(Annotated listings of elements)
[start]

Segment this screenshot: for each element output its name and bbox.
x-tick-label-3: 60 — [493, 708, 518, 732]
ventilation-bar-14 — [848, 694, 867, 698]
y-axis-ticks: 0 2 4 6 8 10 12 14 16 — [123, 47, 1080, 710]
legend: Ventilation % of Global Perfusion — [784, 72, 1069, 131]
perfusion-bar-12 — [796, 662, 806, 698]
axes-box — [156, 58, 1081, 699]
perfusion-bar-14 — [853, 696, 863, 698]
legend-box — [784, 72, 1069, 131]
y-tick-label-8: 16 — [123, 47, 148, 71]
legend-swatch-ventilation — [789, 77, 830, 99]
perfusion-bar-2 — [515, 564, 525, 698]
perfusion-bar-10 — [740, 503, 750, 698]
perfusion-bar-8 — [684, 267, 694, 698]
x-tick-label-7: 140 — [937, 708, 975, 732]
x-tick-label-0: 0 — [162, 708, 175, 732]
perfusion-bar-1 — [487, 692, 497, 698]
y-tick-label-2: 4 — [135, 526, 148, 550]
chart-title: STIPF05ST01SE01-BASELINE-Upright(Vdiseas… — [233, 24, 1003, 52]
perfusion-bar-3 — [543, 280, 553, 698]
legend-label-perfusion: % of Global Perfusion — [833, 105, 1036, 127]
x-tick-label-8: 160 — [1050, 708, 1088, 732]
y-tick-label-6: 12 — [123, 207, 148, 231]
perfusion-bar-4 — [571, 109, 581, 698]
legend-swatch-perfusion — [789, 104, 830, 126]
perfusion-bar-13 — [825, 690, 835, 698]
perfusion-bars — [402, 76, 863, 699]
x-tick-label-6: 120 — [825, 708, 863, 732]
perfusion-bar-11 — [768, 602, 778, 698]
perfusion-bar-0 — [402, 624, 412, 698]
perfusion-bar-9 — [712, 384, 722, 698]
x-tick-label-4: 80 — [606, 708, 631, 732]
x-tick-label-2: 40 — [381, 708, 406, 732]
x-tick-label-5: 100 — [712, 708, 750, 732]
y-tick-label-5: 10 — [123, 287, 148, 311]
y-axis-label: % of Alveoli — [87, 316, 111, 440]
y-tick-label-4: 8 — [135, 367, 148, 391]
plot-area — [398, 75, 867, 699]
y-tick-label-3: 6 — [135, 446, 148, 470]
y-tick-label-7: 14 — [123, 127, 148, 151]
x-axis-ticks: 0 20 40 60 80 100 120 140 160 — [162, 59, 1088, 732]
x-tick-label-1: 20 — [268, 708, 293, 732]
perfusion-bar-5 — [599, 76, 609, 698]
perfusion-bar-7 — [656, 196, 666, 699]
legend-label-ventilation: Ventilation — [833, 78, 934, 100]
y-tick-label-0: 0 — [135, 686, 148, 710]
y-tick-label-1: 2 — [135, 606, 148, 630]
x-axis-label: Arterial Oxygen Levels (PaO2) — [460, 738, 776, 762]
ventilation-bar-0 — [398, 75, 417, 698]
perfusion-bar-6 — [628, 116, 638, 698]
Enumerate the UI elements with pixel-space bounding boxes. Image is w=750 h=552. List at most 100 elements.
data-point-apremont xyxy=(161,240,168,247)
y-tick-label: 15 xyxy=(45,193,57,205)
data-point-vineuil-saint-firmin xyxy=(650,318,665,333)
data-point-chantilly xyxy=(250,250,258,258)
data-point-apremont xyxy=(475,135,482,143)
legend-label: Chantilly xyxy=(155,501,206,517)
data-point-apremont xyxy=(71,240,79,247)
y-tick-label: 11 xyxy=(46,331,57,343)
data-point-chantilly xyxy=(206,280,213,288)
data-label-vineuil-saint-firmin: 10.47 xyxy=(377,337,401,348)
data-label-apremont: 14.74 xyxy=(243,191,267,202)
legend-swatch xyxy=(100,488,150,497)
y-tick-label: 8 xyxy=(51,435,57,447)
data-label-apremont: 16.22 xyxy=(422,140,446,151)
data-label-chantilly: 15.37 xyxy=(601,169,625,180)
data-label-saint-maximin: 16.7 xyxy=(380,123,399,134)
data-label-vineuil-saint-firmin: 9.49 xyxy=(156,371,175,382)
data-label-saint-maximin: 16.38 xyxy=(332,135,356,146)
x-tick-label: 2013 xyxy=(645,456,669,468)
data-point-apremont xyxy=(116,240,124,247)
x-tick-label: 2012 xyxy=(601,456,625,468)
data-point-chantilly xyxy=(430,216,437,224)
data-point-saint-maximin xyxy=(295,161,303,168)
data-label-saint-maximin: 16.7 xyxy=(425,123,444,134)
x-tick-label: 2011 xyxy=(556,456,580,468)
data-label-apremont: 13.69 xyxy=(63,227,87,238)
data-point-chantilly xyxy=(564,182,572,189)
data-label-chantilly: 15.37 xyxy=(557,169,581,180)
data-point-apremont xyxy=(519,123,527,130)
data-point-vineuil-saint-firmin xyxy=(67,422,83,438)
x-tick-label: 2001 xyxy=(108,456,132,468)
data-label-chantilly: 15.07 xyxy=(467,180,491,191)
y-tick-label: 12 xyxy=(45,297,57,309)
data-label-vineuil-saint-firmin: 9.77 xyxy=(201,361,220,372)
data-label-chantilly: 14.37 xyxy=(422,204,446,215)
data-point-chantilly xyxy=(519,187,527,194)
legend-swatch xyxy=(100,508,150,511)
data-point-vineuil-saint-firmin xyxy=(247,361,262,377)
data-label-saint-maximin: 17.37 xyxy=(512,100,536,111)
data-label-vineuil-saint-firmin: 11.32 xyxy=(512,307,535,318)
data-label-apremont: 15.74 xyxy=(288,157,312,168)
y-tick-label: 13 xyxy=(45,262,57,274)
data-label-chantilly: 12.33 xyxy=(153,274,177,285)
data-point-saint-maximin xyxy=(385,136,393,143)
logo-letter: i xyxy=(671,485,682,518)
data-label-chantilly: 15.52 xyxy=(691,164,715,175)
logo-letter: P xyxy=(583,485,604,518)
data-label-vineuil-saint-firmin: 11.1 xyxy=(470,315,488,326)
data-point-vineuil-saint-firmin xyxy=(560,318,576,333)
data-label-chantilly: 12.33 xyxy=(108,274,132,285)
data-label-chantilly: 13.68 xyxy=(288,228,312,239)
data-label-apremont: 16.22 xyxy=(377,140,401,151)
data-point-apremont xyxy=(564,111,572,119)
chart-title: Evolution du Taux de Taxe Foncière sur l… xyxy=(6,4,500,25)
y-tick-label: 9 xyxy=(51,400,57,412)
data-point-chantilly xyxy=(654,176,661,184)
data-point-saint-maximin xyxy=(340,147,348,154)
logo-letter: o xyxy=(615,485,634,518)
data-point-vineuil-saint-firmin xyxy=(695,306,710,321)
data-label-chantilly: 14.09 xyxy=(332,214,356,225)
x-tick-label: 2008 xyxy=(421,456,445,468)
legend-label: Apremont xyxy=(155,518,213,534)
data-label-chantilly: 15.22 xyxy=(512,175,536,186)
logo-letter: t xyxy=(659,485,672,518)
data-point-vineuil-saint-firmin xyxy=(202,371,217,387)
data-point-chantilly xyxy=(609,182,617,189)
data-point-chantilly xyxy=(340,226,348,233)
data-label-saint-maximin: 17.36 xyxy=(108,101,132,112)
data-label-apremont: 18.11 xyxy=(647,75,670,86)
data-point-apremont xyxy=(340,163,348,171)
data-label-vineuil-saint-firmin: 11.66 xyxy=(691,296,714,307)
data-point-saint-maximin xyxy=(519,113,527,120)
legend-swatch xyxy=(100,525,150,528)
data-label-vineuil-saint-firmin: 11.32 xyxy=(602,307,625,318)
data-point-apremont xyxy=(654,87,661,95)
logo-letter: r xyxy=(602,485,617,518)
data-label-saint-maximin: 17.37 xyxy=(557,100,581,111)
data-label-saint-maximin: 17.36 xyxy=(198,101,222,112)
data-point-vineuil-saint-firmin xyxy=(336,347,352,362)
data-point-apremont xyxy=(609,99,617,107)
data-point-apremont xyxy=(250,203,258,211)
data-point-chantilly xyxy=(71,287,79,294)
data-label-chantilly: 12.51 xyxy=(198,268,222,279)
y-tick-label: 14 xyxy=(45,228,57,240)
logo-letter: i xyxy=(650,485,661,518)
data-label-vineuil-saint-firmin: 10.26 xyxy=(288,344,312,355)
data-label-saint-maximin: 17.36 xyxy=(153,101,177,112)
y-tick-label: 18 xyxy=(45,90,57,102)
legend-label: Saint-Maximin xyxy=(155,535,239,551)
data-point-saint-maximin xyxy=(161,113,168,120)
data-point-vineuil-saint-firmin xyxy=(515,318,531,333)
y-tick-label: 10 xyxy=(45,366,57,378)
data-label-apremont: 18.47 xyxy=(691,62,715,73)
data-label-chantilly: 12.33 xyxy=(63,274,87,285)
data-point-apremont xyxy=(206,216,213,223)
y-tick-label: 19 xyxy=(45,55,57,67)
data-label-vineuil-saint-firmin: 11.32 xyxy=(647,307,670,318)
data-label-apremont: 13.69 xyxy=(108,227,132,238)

[end]

> WRITTEN EXERCISE: Return each line of the records above that contains the string "legend".

> RESPONSE FOR THIS EXERCISE:
legend: Ventilation % of Global Perfusion — [784, 72, 1069, 131]
legend-box — [784, 72, 1069, 131]
legend-swatch-ventilation — [789, 77, 830, 99]
legend-label-perfusion: % of Global Perfusion — [833, 105, 1036, 127]
legend-swatch-perfusion — [789, 104, 830, 126]
legend-label-ventilation: Ventilation — [833, 78, 934, 100]
legend-label: Chantilly xyxy=(155,501,206,517)
legend-swatch xyxy=(100,488,150,497)
legend-swatch xyxy=(100,508,150,511)
legend-label: Apremont xyxy=(155,518,213,534)
legend-swatch xyxy=(100,525,150,528)
legend-label: Saint-Maximin xyxy=(155,535,239,551)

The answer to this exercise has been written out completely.